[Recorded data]
────────

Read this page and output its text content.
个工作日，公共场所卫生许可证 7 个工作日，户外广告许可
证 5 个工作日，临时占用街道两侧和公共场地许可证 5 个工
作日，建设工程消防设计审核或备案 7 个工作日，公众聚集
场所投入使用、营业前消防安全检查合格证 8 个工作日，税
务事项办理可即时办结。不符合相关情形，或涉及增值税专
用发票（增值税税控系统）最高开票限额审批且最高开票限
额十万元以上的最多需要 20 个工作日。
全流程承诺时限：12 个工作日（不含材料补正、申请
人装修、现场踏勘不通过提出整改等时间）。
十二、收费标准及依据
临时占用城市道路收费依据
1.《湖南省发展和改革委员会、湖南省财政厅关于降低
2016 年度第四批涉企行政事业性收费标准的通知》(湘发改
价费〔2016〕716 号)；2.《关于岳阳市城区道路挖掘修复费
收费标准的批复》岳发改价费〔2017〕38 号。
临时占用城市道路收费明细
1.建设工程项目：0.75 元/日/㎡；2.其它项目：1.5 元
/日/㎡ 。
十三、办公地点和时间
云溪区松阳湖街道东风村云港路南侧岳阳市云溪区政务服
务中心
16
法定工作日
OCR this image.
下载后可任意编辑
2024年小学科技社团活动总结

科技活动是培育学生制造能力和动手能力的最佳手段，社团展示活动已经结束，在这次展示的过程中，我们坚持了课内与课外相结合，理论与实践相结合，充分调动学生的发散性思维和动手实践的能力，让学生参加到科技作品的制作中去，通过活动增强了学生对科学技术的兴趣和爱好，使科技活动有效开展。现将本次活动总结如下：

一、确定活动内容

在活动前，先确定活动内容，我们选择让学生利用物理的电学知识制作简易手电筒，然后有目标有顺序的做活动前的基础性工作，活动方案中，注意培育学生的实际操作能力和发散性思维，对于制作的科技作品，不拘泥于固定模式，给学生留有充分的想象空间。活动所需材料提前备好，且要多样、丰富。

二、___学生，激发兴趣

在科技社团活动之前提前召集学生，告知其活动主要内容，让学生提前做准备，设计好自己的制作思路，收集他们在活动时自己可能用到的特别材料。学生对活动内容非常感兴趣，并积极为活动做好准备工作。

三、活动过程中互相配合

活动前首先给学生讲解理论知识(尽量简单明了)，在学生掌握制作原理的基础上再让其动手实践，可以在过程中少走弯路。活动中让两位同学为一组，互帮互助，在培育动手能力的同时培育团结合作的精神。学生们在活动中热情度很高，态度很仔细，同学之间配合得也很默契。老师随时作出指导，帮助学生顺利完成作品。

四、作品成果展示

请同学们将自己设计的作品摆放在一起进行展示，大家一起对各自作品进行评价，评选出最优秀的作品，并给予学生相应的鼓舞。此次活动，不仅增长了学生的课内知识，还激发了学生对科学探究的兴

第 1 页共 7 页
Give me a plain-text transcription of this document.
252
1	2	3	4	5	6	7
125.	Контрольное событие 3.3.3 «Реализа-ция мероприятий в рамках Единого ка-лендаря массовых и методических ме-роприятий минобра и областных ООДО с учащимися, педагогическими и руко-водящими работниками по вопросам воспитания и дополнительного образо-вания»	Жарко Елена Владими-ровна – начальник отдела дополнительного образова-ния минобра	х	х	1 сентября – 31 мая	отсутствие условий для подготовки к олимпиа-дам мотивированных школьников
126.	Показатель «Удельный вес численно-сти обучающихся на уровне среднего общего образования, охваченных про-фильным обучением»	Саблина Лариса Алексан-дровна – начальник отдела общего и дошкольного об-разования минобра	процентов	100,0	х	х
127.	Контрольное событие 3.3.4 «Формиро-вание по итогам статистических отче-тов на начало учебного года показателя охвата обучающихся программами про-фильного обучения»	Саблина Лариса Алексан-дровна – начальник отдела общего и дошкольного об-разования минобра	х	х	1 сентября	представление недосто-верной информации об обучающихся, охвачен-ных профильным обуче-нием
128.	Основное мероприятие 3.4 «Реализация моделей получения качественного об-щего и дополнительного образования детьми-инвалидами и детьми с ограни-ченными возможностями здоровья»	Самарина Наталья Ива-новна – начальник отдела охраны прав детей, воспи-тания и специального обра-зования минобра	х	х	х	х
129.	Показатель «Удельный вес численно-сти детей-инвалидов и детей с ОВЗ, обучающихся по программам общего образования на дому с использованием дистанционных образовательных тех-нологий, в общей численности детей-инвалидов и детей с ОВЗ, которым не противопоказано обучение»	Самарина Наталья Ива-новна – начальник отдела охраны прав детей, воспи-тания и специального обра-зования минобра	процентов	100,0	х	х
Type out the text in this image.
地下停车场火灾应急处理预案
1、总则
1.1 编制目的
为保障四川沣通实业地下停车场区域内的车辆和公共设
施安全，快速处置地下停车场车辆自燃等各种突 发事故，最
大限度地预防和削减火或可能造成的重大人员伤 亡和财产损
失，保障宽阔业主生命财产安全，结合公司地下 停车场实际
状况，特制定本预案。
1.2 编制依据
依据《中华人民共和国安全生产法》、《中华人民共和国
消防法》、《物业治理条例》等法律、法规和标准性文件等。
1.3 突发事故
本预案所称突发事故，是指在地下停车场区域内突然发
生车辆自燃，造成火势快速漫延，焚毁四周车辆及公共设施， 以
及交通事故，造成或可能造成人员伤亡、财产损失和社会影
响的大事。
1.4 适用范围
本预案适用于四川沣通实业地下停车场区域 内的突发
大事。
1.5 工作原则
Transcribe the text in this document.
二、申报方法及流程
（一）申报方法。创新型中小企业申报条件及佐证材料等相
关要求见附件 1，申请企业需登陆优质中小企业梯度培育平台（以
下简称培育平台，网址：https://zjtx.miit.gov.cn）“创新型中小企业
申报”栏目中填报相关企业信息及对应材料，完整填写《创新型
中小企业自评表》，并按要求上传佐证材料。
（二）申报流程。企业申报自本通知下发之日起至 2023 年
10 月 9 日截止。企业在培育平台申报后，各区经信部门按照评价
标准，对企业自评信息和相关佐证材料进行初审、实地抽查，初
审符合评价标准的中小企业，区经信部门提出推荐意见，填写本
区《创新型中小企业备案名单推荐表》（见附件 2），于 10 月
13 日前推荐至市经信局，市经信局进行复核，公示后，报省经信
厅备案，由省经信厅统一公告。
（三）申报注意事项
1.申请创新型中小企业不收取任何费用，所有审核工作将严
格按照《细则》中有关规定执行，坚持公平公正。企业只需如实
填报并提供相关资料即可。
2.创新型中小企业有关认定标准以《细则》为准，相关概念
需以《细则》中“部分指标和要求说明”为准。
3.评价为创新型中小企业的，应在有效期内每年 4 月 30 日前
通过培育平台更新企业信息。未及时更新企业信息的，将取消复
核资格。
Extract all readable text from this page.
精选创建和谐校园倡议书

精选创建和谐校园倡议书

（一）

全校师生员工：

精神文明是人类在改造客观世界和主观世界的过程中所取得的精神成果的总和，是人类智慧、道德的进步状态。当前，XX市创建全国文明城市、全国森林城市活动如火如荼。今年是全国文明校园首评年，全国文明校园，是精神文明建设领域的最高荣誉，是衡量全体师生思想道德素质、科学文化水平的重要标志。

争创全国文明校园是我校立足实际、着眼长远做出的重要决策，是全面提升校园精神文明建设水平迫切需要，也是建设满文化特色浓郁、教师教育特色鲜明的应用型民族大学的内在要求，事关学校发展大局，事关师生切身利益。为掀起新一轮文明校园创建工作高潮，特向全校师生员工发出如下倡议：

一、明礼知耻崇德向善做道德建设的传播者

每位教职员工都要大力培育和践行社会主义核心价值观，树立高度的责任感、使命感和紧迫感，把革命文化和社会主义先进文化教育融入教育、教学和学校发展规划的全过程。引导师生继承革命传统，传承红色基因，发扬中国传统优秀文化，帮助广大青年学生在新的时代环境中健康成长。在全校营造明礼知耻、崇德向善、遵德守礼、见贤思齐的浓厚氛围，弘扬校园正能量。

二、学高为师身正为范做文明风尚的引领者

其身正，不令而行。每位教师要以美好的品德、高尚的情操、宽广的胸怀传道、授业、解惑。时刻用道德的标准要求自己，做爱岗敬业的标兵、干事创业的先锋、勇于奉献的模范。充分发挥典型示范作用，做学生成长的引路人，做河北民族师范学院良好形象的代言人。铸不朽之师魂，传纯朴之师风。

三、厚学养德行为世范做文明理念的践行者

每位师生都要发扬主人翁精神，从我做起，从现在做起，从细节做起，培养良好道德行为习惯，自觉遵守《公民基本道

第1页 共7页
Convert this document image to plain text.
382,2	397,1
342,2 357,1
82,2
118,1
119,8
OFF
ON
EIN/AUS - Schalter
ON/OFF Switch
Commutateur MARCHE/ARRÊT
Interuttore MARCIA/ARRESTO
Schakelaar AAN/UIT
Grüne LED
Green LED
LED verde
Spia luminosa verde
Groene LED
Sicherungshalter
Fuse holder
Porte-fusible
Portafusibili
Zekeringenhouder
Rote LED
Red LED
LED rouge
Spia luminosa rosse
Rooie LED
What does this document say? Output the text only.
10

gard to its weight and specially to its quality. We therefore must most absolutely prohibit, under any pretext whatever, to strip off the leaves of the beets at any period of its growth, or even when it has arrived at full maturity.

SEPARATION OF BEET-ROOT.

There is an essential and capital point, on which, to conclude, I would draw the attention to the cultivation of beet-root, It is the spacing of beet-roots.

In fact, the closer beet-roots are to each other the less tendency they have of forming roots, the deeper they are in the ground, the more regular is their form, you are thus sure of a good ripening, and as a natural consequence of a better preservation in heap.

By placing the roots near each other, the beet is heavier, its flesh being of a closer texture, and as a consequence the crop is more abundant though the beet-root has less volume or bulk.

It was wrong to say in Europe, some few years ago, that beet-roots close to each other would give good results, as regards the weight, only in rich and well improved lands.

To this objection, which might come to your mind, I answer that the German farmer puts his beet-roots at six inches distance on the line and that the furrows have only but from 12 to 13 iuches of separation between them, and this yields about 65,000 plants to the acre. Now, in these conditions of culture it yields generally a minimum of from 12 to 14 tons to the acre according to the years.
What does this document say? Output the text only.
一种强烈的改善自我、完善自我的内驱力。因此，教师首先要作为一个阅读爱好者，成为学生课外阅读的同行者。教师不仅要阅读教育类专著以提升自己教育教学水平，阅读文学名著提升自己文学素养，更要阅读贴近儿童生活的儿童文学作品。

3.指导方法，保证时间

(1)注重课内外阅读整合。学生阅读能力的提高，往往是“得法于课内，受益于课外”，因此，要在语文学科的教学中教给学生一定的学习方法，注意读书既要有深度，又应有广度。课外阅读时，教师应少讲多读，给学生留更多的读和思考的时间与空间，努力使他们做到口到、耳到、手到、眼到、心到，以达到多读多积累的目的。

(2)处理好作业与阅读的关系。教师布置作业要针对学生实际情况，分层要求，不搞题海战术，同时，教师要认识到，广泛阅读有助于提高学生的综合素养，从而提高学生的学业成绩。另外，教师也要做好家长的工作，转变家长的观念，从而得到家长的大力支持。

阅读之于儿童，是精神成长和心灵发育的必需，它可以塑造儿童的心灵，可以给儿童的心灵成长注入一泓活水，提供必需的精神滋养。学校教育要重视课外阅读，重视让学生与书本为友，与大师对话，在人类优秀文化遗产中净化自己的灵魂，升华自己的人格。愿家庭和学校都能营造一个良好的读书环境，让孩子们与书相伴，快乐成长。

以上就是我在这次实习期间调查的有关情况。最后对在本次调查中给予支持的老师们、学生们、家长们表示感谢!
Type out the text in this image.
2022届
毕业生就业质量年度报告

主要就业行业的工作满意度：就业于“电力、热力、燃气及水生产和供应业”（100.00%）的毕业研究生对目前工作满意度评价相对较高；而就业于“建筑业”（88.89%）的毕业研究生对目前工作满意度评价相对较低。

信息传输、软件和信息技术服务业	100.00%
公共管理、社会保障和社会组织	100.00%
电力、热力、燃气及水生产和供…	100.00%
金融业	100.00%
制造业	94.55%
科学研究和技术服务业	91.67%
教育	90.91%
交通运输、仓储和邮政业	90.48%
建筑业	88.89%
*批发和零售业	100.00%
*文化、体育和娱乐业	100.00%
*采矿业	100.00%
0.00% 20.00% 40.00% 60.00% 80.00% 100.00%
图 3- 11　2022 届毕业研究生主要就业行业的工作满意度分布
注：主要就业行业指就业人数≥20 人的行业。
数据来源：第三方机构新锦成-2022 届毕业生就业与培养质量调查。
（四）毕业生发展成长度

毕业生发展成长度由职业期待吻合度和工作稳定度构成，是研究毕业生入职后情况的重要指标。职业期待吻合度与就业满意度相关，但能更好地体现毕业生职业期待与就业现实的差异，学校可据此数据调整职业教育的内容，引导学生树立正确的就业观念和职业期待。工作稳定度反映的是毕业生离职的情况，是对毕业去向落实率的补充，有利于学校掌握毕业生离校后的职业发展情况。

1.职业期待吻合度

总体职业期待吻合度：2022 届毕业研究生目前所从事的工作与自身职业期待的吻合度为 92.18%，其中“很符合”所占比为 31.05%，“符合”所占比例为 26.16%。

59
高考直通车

────────

- Problem requirements:
Isolate the lines above that contain the word "image" and copy them.

- Answer to this problem:
OCR this image.
Type out the text in this image.
Convert this document image to plain text.
Type out the text in this image.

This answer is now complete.